What to do:
Your answer should be a single number: the count of lines that hold the word "links".

Data excerpts
━━━━

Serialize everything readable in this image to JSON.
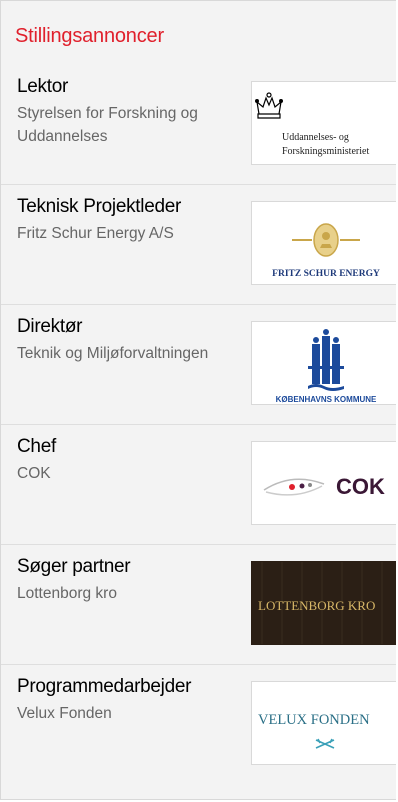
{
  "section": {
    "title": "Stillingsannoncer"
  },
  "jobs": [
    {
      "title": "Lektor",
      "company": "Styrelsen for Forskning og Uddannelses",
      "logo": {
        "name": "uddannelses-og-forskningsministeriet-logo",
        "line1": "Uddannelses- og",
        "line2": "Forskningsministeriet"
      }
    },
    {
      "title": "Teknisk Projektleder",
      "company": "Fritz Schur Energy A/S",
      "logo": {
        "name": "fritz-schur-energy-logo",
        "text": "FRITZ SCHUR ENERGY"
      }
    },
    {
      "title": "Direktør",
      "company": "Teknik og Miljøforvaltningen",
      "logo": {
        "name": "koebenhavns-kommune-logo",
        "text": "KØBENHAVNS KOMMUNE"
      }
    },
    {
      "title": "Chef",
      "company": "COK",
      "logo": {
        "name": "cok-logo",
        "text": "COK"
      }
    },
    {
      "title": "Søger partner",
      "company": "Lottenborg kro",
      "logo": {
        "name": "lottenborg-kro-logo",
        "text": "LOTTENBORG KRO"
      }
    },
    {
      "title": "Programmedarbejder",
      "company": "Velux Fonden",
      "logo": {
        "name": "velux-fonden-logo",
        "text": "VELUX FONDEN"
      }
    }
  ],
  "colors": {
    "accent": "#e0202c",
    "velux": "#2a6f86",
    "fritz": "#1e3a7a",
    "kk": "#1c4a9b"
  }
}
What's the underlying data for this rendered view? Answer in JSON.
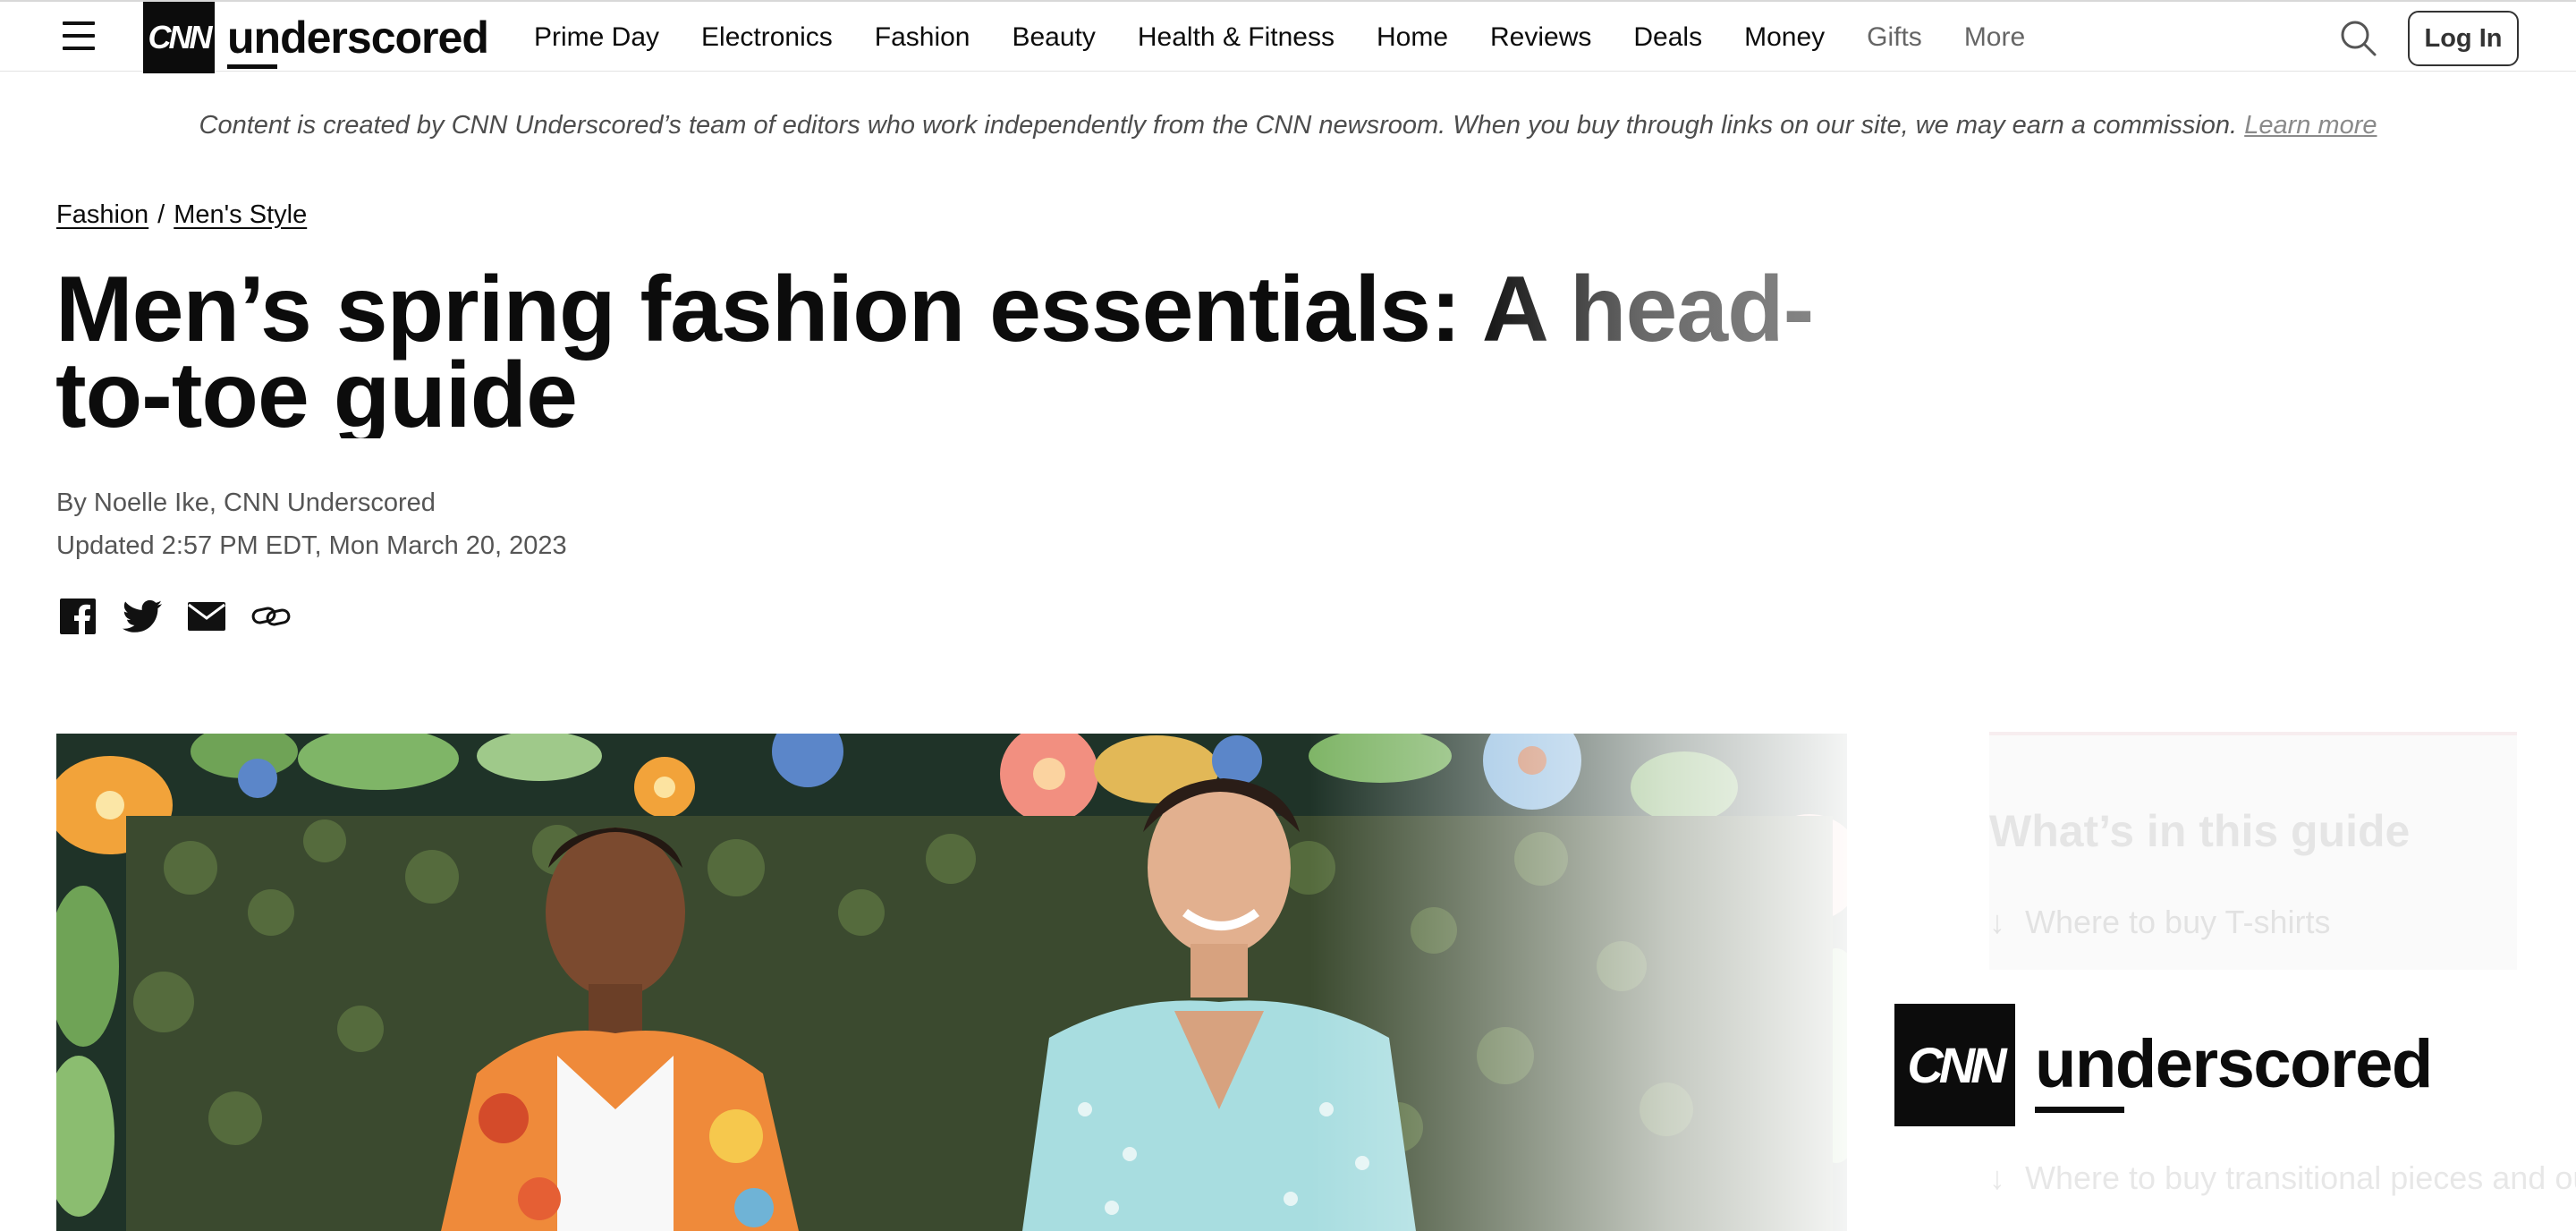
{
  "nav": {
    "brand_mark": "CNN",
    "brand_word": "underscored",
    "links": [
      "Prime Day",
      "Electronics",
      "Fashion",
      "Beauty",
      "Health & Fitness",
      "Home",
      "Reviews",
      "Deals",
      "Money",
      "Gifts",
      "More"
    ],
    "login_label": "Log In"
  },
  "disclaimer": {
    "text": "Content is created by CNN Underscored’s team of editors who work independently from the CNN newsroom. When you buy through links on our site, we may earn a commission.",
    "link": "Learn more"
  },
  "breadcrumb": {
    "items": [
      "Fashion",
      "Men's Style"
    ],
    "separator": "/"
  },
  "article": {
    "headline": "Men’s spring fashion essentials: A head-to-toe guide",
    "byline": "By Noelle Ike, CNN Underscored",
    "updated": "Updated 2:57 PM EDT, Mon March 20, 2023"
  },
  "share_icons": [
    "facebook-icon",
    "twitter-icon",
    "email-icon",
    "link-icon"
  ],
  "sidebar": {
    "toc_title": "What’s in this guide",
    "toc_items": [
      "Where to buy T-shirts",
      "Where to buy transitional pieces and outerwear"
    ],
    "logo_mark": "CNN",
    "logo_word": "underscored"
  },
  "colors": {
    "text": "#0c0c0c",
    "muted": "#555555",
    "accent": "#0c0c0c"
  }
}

━━━━

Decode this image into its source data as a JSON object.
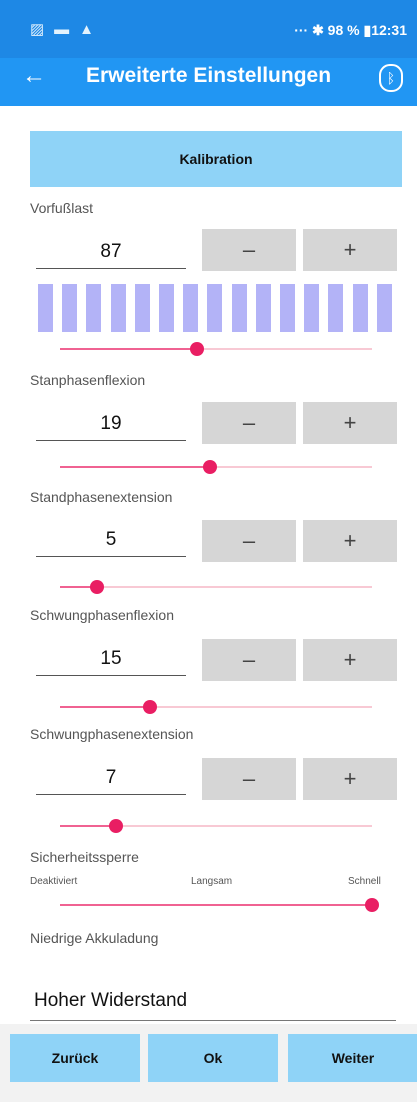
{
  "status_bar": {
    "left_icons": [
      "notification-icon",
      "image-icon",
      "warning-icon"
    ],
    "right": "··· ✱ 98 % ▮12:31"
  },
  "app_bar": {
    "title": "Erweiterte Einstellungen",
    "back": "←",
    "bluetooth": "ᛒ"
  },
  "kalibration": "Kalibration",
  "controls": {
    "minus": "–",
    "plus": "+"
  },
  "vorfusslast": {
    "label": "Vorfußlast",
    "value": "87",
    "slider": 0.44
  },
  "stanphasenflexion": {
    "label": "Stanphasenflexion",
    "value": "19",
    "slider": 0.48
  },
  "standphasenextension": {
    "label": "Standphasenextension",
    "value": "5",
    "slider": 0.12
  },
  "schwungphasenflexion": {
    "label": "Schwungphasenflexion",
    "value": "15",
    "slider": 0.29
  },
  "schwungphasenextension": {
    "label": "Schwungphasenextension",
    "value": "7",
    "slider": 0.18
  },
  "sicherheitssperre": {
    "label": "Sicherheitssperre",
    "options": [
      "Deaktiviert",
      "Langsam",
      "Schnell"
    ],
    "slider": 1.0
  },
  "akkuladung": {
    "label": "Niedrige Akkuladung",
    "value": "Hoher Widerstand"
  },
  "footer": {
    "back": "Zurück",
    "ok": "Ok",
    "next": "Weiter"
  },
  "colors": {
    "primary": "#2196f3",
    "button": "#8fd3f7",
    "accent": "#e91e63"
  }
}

━━━━

Result:
2